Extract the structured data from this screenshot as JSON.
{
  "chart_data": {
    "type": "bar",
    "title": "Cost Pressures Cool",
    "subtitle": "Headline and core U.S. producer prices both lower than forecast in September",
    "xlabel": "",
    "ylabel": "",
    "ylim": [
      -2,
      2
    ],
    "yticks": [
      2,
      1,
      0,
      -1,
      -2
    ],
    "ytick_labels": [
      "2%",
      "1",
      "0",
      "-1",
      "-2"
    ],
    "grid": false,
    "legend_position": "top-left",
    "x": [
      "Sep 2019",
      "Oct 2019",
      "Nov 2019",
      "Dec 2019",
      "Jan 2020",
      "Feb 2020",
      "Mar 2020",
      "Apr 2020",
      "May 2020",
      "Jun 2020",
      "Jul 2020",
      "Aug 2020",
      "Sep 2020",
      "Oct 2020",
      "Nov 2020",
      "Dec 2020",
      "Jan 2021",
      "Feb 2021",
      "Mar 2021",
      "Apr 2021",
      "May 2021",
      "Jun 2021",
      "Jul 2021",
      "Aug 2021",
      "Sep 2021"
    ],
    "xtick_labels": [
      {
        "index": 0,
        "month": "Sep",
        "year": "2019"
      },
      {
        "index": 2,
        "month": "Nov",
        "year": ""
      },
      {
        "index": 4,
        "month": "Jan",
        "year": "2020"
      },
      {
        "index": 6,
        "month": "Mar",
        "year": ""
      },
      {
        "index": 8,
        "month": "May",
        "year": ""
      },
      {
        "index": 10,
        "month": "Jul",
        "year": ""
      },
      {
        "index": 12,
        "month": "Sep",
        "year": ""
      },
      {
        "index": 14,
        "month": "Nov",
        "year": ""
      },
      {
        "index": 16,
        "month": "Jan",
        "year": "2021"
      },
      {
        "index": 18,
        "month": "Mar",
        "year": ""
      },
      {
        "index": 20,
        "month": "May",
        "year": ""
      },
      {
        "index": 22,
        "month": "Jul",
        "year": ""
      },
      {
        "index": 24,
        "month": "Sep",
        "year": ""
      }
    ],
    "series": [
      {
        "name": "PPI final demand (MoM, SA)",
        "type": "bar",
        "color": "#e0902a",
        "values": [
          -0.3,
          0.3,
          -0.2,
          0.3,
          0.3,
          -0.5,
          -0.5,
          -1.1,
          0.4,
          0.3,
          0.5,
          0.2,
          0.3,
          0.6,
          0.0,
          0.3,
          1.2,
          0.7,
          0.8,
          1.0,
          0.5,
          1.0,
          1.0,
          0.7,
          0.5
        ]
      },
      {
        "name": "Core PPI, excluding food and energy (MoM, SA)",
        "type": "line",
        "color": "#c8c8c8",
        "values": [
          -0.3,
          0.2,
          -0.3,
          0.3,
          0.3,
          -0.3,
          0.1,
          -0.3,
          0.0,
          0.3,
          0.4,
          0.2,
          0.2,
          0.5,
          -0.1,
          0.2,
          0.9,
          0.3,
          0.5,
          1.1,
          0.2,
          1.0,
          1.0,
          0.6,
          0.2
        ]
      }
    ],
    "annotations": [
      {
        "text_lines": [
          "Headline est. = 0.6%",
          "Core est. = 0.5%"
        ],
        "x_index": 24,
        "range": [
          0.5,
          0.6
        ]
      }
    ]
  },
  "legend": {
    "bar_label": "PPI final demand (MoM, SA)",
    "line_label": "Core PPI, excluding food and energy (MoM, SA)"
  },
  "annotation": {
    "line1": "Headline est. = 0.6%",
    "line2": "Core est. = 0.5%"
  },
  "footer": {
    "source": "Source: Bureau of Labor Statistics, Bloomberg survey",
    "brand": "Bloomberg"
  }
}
******
■ **Exercise brief**
Your task is to pick out every line with the string "demand" and copy it.

■ **Output below**
        "name": "PPI final demand (MoM, SA)",
    "bar_label": "PPI final demand (MoM, SA)",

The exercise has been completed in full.